Task data
-- START --

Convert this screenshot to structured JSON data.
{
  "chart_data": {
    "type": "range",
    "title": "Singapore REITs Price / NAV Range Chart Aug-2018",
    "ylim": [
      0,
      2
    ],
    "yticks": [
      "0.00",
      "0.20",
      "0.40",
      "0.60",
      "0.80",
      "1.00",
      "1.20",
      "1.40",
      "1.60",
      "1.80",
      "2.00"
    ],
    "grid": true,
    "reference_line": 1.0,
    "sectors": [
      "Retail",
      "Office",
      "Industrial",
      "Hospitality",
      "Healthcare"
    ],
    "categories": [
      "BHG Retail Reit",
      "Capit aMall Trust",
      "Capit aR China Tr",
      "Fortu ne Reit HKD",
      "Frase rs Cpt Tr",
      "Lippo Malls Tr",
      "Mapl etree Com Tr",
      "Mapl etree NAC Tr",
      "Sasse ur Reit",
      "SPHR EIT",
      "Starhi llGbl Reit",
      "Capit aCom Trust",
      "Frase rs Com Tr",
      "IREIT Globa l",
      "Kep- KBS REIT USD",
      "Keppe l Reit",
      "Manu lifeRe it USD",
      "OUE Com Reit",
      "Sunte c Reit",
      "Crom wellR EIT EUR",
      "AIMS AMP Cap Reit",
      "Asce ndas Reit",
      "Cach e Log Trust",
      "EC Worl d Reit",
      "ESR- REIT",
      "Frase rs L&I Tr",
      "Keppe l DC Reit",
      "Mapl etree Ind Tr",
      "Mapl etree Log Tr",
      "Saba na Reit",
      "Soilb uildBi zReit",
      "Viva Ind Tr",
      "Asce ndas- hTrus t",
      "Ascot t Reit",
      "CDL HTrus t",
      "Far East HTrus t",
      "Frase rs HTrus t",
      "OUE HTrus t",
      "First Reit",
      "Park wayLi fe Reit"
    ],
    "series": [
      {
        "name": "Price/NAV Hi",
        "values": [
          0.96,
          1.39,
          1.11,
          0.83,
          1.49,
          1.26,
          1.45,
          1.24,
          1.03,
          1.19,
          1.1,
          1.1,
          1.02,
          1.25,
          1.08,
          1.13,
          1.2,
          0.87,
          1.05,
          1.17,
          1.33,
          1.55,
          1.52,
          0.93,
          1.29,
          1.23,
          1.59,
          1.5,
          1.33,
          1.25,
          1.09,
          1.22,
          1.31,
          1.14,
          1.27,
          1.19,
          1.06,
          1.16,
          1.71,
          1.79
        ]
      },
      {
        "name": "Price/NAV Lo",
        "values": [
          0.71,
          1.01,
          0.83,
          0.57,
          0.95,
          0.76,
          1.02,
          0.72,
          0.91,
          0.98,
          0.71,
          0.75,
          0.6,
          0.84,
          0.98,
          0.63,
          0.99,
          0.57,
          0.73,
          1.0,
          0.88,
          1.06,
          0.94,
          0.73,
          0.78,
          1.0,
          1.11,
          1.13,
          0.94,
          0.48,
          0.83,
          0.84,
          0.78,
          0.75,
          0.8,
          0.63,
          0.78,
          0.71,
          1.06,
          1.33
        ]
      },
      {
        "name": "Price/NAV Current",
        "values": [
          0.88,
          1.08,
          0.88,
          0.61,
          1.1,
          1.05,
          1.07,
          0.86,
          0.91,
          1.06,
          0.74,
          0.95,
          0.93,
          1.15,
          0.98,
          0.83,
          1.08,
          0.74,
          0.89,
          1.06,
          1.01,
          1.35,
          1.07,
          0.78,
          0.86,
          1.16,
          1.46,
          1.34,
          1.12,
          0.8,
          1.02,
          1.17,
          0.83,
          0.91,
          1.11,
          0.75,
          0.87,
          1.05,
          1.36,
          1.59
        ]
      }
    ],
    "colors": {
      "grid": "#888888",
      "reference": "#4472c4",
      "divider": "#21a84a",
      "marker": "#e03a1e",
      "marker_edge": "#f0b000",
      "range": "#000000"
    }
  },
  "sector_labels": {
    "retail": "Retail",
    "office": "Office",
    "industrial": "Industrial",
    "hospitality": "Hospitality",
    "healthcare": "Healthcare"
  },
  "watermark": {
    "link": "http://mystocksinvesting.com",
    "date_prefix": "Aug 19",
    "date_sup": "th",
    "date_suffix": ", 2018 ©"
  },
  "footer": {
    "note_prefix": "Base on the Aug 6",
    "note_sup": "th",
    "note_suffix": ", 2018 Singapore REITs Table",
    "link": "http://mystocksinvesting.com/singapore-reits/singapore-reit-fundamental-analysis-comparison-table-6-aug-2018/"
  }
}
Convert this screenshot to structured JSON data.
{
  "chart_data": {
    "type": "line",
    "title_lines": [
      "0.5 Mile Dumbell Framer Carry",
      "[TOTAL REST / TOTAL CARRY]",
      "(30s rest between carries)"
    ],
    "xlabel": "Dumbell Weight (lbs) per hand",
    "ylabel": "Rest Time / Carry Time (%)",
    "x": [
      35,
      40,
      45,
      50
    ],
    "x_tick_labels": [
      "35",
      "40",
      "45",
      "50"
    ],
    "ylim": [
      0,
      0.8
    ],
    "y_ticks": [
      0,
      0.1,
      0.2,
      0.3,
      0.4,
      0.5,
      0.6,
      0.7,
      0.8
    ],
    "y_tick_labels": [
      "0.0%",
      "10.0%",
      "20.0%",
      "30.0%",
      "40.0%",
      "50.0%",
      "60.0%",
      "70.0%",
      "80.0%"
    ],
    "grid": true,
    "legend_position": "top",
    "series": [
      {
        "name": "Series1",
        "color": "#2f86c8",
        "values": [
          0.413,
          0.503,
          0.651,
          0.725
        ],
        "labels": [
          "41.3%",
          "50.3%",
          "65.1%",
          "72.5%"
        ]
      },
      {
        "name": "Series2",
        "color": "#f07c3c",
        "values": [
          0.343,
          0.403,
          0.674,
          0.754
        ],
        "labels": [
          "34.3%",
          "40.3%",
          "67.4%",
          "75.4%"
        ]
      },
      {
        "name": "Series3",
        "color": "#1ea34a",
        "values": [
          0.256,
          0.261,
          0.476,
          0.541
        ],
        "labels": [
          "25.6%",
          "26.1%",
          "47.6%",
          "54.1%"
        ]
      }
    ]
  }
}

-- END --

Problem description
Your task is to repeat the data exactly, with nothing left out.

Solution to this problem
Convert this screenshot to structured JSON data.
{
  "chart_data": {
    "type": "range",
    "title": "Singapore REITs Price / NAV Range Chart Aug-2018",
    "ylim": [
      0,
      2
    ],
    "yticks": [
      "0.00",
      "0.20",
      "0.40",
      "0.60",
      "0.80",
      "1.00",
      "1.20",
      "1.40",
      "1.60",
      "1.80",
      "2.00"
    ],
    "grid": true,
    "reference_line": 1.0,
    "sectors": [
      "Retail",
      "Office",
      "Industrial",
      "Hospitality",
      "Healthcare"
    ],
    "categories": [
      "BHG Retail Reit",
      "Capit aMall Trust",
      "Capit aR China Tr",
      "Fortu ne Reit HKD",
      "Frase rs Cpt Tr",
      "Lippo Malls Tr",
      "Mapl etree Com Tr",
      "Mapl etree NAC Tr",
      "Sasse ur Reit",
      "SPHR EIT",
      "Starhi llGbl Reit",
      "Capit aCom Trust",
      "Frase rs Com Tr",
      "IREIT Globa l",
      "Kep- KBS REIT USD",
      "Keppe l Reit",
      "Manu lifeRe it USD",
      "OUE Com Reit",
      "Sunte c Reit",
      "Crom wellR EIT EUR",
      "AIMS AMP Cap Reit",
      "Asce ndas Reit",
      "Cach e Log Trust",
      "EC Worl d Reit",
      "ESR- REIT",
      "Frase rs L&I Tr",
      "Keppe l DC Reit",
      "Mapl etree Ind Tr",
      "Mapl etree Log Tr",
      "Saba na Reit",
      "Soilb uildBi zReit",
      "Viva Ind Tr",
      "Asce ndas- hTrus t",
      "Ascot t Reit",
      "CDL HTrus t",
      "Far East HTrus t",
      "Frase rs HTrus t",
      "OUE HTrus t",
      "First Reit",
      "Park wayLi fe Reit"
    ],
    "series": [
      {
        "name": "Price/NAV Hi",
        "values": [
          0.96,
          1.39,
          1.11,
          0.83,
          1.49,
          1.26,
          1.45,
          1.24,
          1.03,
          1.19,
          1.1,
          1.1,
          1.02,
          1.25,
          1.08,
          1.13,
          1.2,
          0.87,
          1.05,
          1.17,
          1.33,
          1.55,
          1.52,
          0.93,
          1.29,
          1.23,
          1.59,
          1.5,
          1.33,
          1.25,
          1.09,
          1.22,
          1.31,
          1.14,
          1.27,
          1.19,
          1.06,
          1.16,
          1.71,
          1.79
        ]
      },
      {
        "name": "Price/NAV Lo",
        "values": [
          0.71,
          1.01,
          0.83,
          0.57,
          0.95,
          0.76,
          1.02,
          0.72,
          0.91,
          0.98,
          0.71,
          0.75,
          0.6,
          0.84,
          0.98,
          0.63,
          0.99,
          0.57,
          0.73,
          1.0,
          0.88,
          1.06,
          0.94,
          0.73,
          0.78,
          1.0,
          1.11,
          1.13,
          0.94,
          0.48,
          0.83,
          0.84,
          0.78,
          0.75,
          0.8,
          0.63,
          0.78,
          0.71,
          1.06,
          1.33
        ]
      },
      {
        "name": "Price/NAV Current",
        "values": [
          0.88,
          1.08,
          0.88,
          0.61,
          1.1,
          1.05,
          1.07,
          0.86,
          0.91,
          1.06,
          0.74,
          0.95,
          0.93,
          1.15,
          0.98,
          0.83,
          1.08,
          0.74,
          0.89,
          1.06,
          1.01,
          1.35,
          1.07,
          0.78,
          0.86,
          1.16,
          1.46,
          1.34,
          1.12,
          0.8,
          1.02,
          1.17,
          0.83,
          0.91,
          1.11,
          0.75,
          0.87,
          1.05,
          1.36,
          1.59
        ]
      }
    ],
    "colors": {
      "grid": "#888888",
      "reference": "#4472c4",
      "divider": "#21a84a",
      "marker": "#e03a1e",
      "marker_edge": "#f0b000",
      "range": "#000000"
    }
  },
  "sector_labels": {
    "retail": "Retail",
    "office": "Office",
    "industrial": "Industrial",
    "hospitality": "Hospitality",
    "healthcare": "Healthcare"
  },
  "watermark": {
    "link": "http://mystocksinvesting.com",
    "date_prefix": "Aug 19",
    "date_sup": "th",
    "date_suffix": ", 2018 ©"
  },
  "footer": {
    "note_prefix": "Base on the Aug 6",
    "note_sup": "th",
    "note_suffix": ", 2018 Singapore REITs Table",
    "link": "http://mystocksinvesting.com/singapore-reits/singapore-reit-fundamental-analysis-comparison-table-6-aug-2018/"
  }
}
Convert this screenshot to structured JSON data.
{
  "chart_data": {
    "type": "line",
    "title_lines": [
      "0.5 Mile Dumbell Framer Carry",
      "[TOTAL REST / TOTAL CARRY]",
      "(30s rest between carries)"
    ],
    "xlabel": "Dumbell Weight (lbs) per hand",
    "ylabel": "Rest Time / Carry Time (%)",
    "x": [
      35,
      40,
      45,
      50
    ],
    "x_tick_labels": [
      "35",
      "40",
      "45",
      "50"
    ],
    "ylim": [
      0,
      0.8
    ],
    "y_ticks": [
      0,
      0.1,
      0.2,
      0.3,
      0.4,
      0.5,
      0.6,
      0.7,
      0.8
    ],
    "y_tick_labels": [
      "0.0%",
      "10.0%",
      "20.0%",
      "30.0%",
      "40.0%",
      "50.0%",
      "60.0%",
      "70.0%",
      "80.0%"
    ],
    "grid": true,
    "legend_position": "top",
    "series": [
      {
        "name": "Series1",
        "color": "#2f86c8",
        "values": [
          0.413,
          0.503,
          0.651,
          0.725
        ],
        "labels": [
          "41.3%",
          "50.3%",
          "65.1%",
          "72.5%"
        ]
      },
      {
        "name": "Series2",
        "color": "#f07c3c",
        "values": [
          0.343,
          0.403,
          0.674,
          0.754
        ],
        "labels": [
          "34.3%",
          "40.3%",
          "67.4%",
          "75.4%"
        ]
      },
      {
        "name": "Series3",
        "color": "#1ea34a",
        "values": [
          0.256,
          0.261,
          0.476,
          0.541
        ],
        "labels": [
          "25.6%",
          "26.1%",
          "47.6%",
          "54.1%"
        ]
      }
    ]
  }
}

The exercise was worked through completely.